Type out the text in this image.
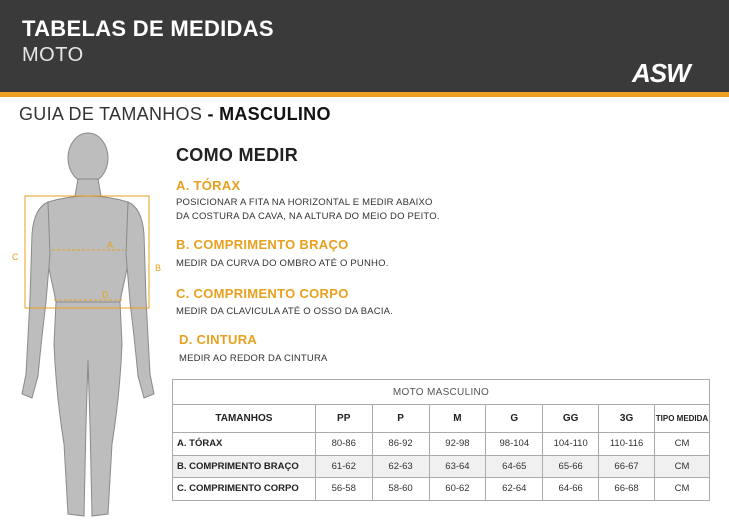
TABELAS DE MEDIDAS
MOTO
ASW
GUIA DE TAMANHOS - MASCULINO
A
B
C
D
COMO MEDIR
A. TÓRAX
POSICIONAR A FITA NA HORIZONTAL E MEDIR ABAIXO
DA COSTURA DA CAVA, NA ALTURA DO MEIO DO PEITO.
B. COMPRIMENTO BRAÇO
MEDIR DA CURVA DO OMBRO ATÉ O PUNHO.
C. COMPRIMENTO CORPO
MEDIR DA CLAVICULA ATÉ O OSSO DA BACIA.
D. CINTURA
MEDIR AO REDOR DA CINTURA
MOTO MASCULINO							
TAMANHOS	PP	P	M	G	GG	3G	TIPO MEDIDA
A. TÓRAX	80-86	86-92	92-98	98-104	104-110	110-116	CM
B. COMPRIMENTO BRAÇO	61-62	62-63	63-64	64-65	65-66	66-67	CM
C. COMPRIMENTO CORPO	56-58	58-60	60-62	62-64	64-66	66-68	CM
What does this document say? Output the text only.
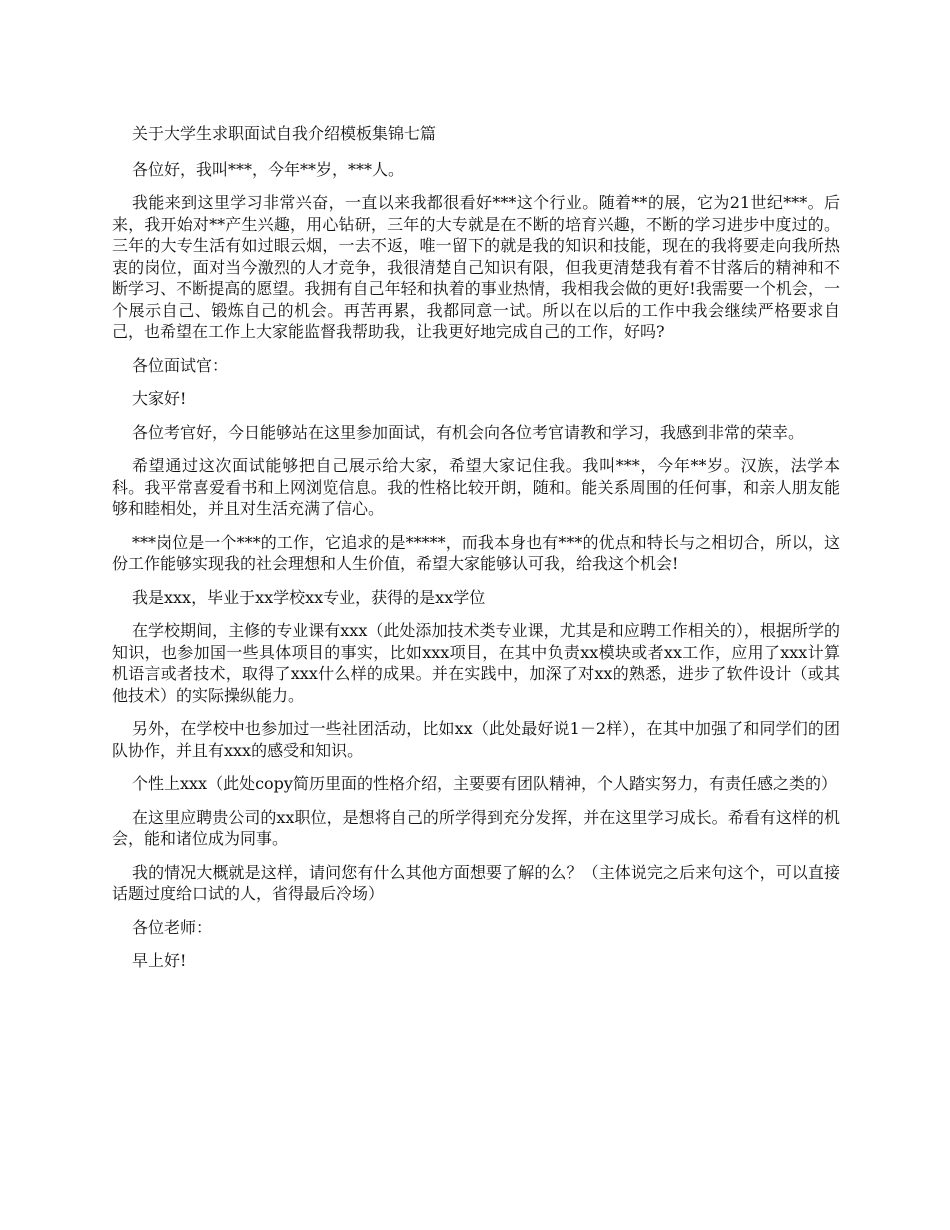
关于大学生求职面试自我介绍模板集锦七篇

各位好，我叫***，今年**岁，***人。

我能来到这里学习非常兴奋，一直以来我都很看好***这个行业。随着**的展，它为21世纪***。后来，我开始对**产生兴趣，用心钻研，三年的大专就是在不断的培育兴趣，不断的学习进步中度过的。三年的大专生活有如过眼云烟，一去不返，唯一留下的就是我的知识和技能，现在的我将要走向我所热衷的岗位，面对当今激烈的人才竞争，我很清楚自己知识有限，但我更清楚我有着不甘落后的精神和不断学习、不断提高的愿望。我拥有自己年轻和执着的事业热情，我相我会做的更好!我需要一个机会，一个展示自己、锻炼自己的机会。再苦再累，我都同意一试。所以在以后的工作中我会继续严格要求自己，也希望在工作上大家能监督我帮助我，让我更好地完成自己的工作，好吗?

各位面试官：

大家好!

各位考官好，今日能够站在这里参加面试，有机会向各位考官请教和学习，我感到非常的荣幸。

希望通过这次面试能够把自己展示给大家，希望大家记住我。我叫***，今年**岁。汉族，法学本科。我平常喜爱看书和上网浏览信息。我的性格比较开朗，随和。能关系周围的任何事，和亲人朋友能够和睦相处，并且对生活充满了信心。

***岗位是一个***的工作，它追求的是*****，而我本身也有***的优点和特长与之相切合，所以，这份工作能够实现我的社会理想和人生价值，希望大家能够认可我，给我这个机会!

我是xxx，毕业于xx学校xx专业，获得的是xx学位

在学校期间，主修的专业课有xxx（此处添加技术类专业课，尤其是和应聘工作相关的），根据所学的知识，也参加国一些具体项目的事实，比如xxx项目，在其中负责xx模块或者xx工作，应用了xxx计算机语言或者技术，取得了xxx什么样的成果。并在实践中，加深了对xx的熟悉，进步了软件设计（或其他技术）的实际操纵能力。

另外，在学校中也参加过一些社团活动，比如xx（此处最好说1－2样），在其中加强了和同学们的团队协作，并且有xxx的感受和知识。

个性上xxx（此处copy简历里面的性格介绍，主要要有团队精神，个人踏实努力，有责任感之类的）

在这里应聘贵公司的xx职位，是想将自己的所学得到充分发挥，并在这里学习成长。希看有这样的机会，能和诸位成为同事。

我的情况大概就是这样，请问您有什么其他方面想要了解的么？（主体说完之后来句这个，可以直接话题过度给口试的人，省得最后冷场）

各位老师：

早上好!
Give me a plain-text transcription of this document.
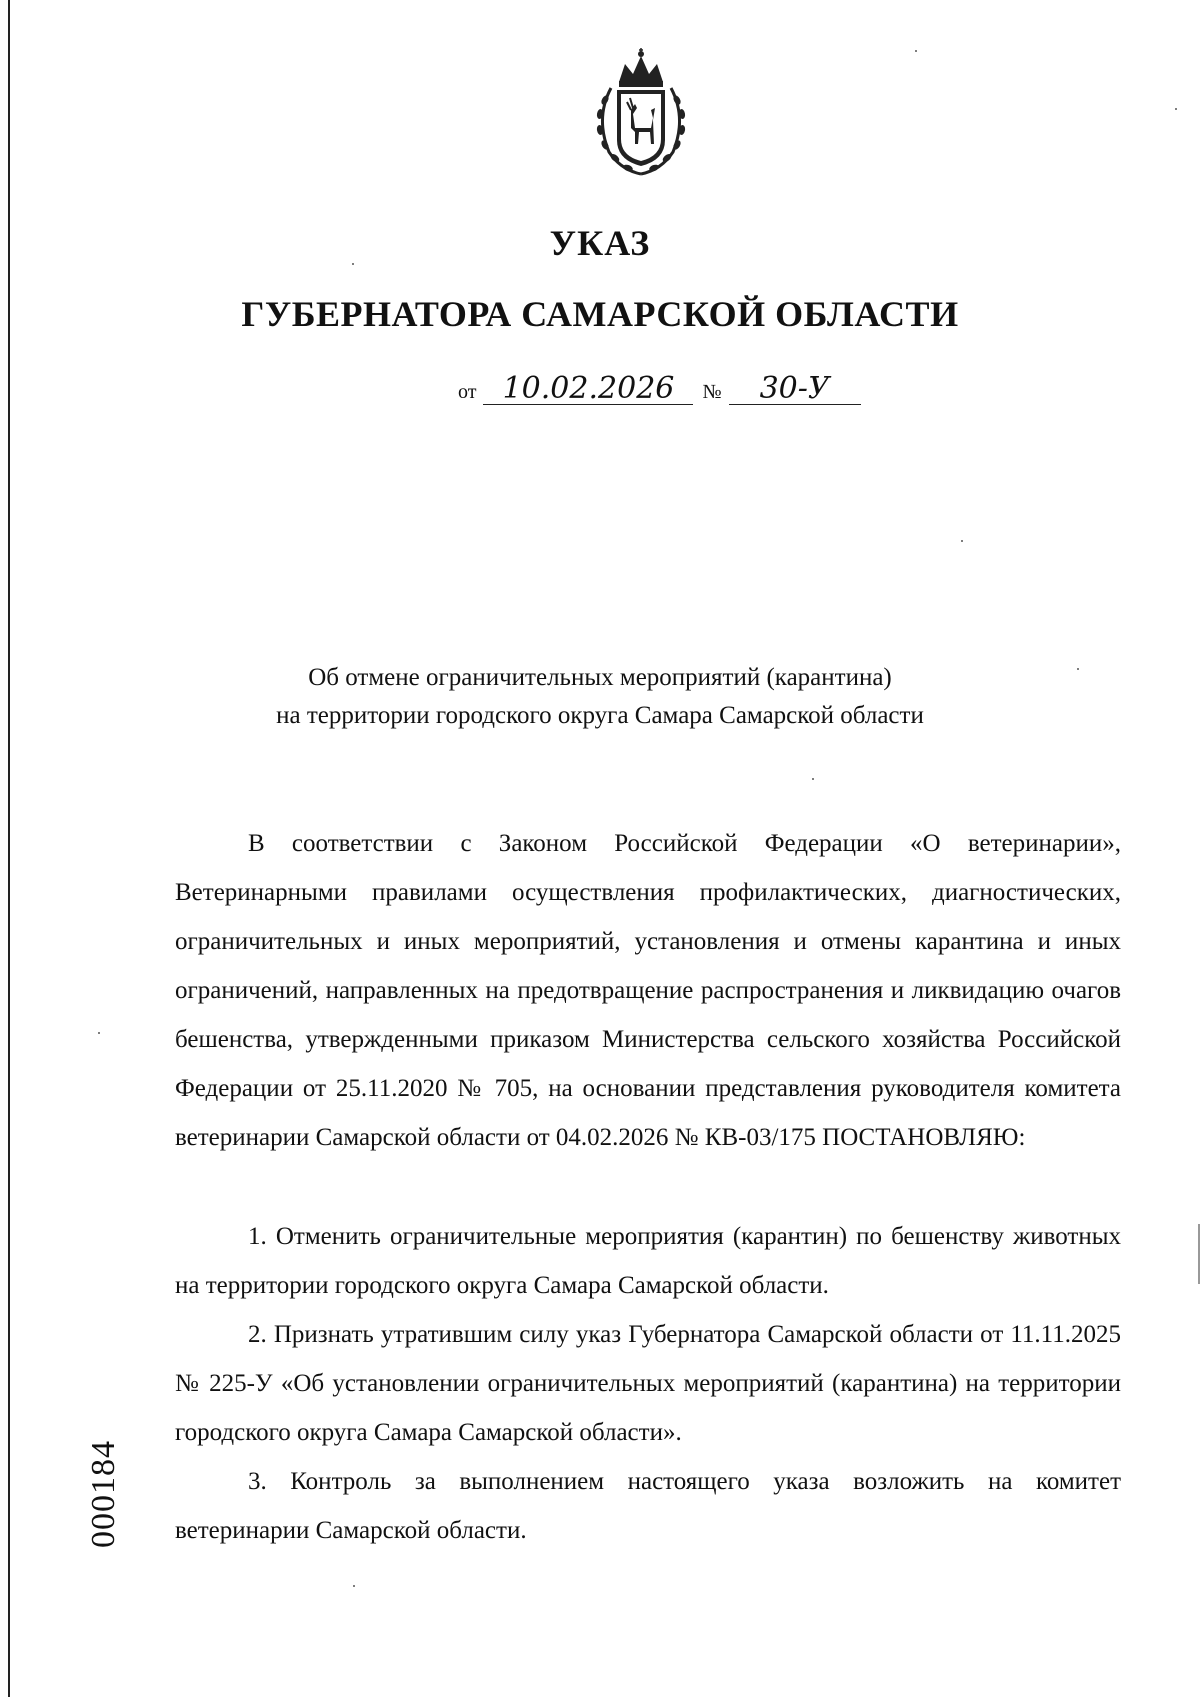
УКАЗ
ГУБЕРНАТОРА САМАРСКОЙ ОБЛАСТИ
от 10.02.2026 № 30-У
Об отмене ограничительных мероприятий (карантина)
на территории городского округа Самара Самарской области

В соответствии с Законом Российской Федерации «О ветеринарии», Ветеринарными правилами осуществления профилактических, диагностических, ограничительных и иных мероприятий, установления и отмены карантина и иных ограничений, направленных на предотвращение распространения и ликвидацию очагов бешенства, утвержденными приказом Министерства сельского хозяйства Российской Федерации от 25.11.2020 № 705, на основании представления руководителя комитета ветеринарии Самарской области от 04.02.2026 № КВ-03/175 ПОСТАНОВЛЯЮ:

1. Отменить ограничительные мероприятия (карантин) по бешенству животных на территории городского округа Самара Самарской области.

2. Признать утратившим силу указ Губернатора Самарской области от 11.11.2025 № 225-У «Об установлении ограничительных мероприятий (карантина) на территории городского округа Самара Самарской области».

3. Контроль за выполнением настоящего указа возложить на комитет ветеринарии Самарской области.

000184
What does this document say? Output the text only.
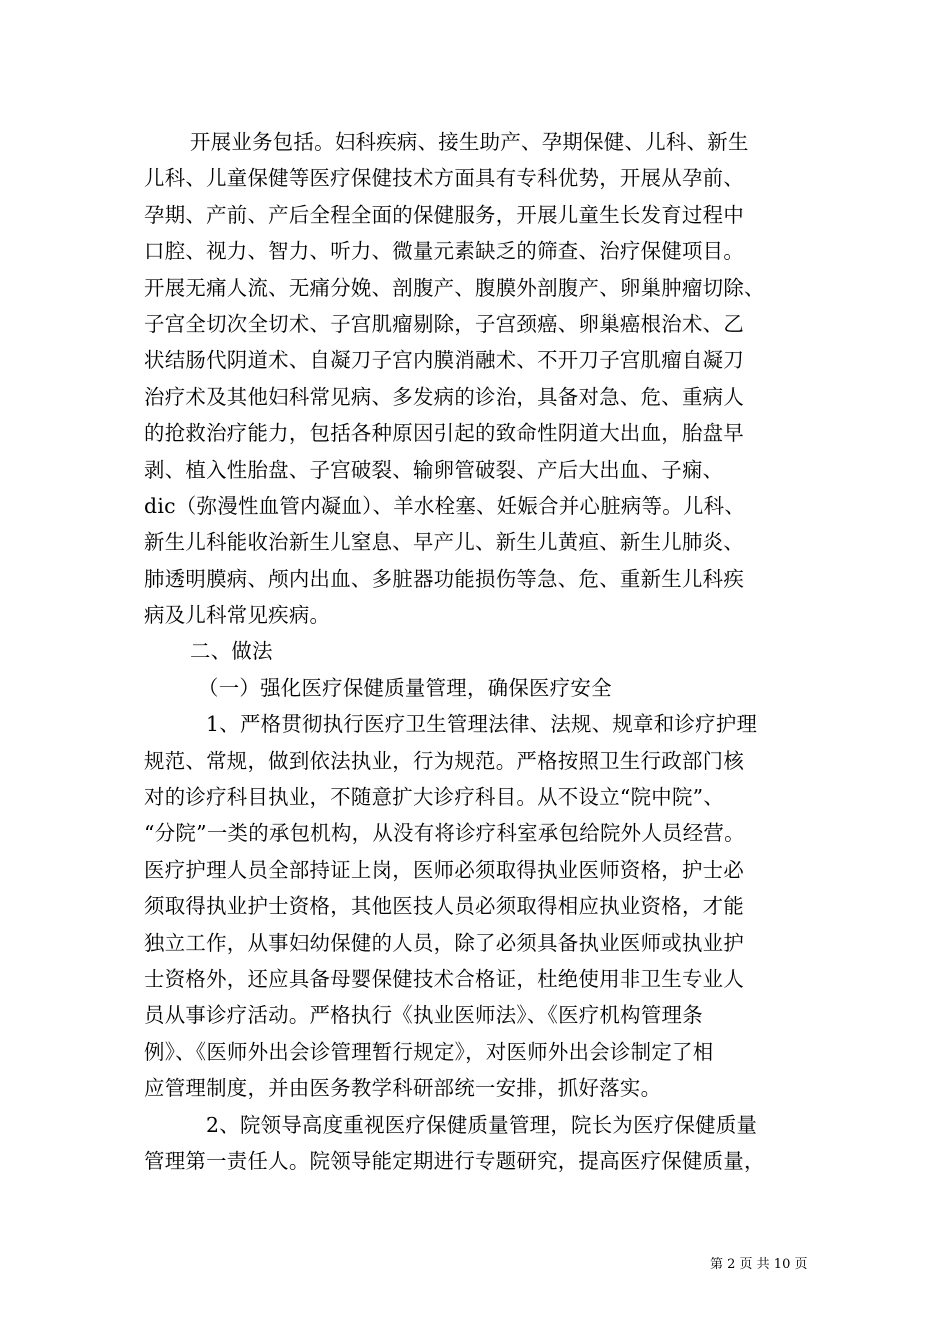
开展业务包括。妇科疾病、接生助产、孕期保健、儿科、新生
儿科、儿童保健等医疗保健技术方面具有专科优势，开展从孕前、
孕期、产前、产后全程全面的保健服务，开展儿童生长发育过程中
口腔、视力、智力、听力、微量元素缺乏的筛查、治疗保健项目。
开展无痛人流、无痛分娩、剖腹产、腹膜外剖腹产、卵巢肿瘤切除、
子宫全切次全切术、子宫肌瘤剔除，子宫颈癌、卵巢癌根治术、乙
状结肠代阴道术、自凝刀子宫内膜消融术、不开刀子宫肌瘤自凝刀
治疗术及其他妇科常见病、多发病的诊治，具备对急、危、重病人
的抢救治疗能力，包括各种原因引起的致命性阴道大出血，胎盘早
剥、植入性胎盘、子宫破裂、输卵管破裂、产后大出血、子痫、
dic（弥漫性血管内凝血）、羊水栓塞、妊娠合并心脏病等。儿科、
新生儿科能收治新生儿窒息、早产儿、新生儿黄疸、新生儿肺炎、
肺透明膜病、颅内出血、多脏器功能损伤等急、危、重新生儿科疾
病及儿科常见疾病。
二、做法
（一）强化医疗保健质量管理，确保医疗安全
1、严格贯彻执行医疗卫生管理法律、法规、规章和诊疗护理
规范、常规，做到依法执业，行为规范。严格按照卫生行政部门核
对的诊疗科目执业，不随意扩大诊疗科目。从不设立“院中院”、
“分院”一类的承包机构，从没有将诊疗科室承包给院外人员经营。
医疗护理人员全部持证上岗，医师必须取得执业医师资格，护士必
须取得执业护士资格，其他医技人员必须取得相应执业资格，才能
独立工作，从事妇幼保健的人员，除了必须具备执业医师或执业护
士资格外，还应具备母婴保健技术合格证，杜绝使用非卫生专业人
员从事诊疗活动。严格执行《执业医师法》、《医疗机构管理条
例》、《医师外出会诊管理暂行规定》，对医师外出会诊制定了相
应管理制度，并由医务教学科研部统一安排，抓好落实。
2、院领导高度重视医疗保健质量管理，院长为医疗保健质量
管理第一责任人。院领导能定期进行专题研究，提高医疗保健质量，
第 2 页 共 10 页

§ §

**Problem description:** Pick out every line above that contains the word "мероприятий" and copy it.

**Task solution:**
Об отмене ограничительных мероприятий (карантина)
В соответствии с Законом Российской Федерации «О ветеринарии», Ветеринарными правилами осуществления профилактических, диагностических, ограничительных и иных мероприятий, установления и отмены карантина и иных ограничений, направленных на предотвращение распространения и ликвидацию очагов бешенства, утвержденными приказом Министерства сельского хозяйства Российской Федерации от 25.11.2020 № 705, на основании представления руководителя комитета ветеринарии Самарской области от 04.02.2026 № КВ-03/175 ПОСТАНОВЛЯЮ:
2. Признать утратившим силу указ Губернатора Самарской области от 11.11.2025 № 225-У «Об установлении ограничительных мероприятий (карантина) на территории городского округа Самара Самарской области».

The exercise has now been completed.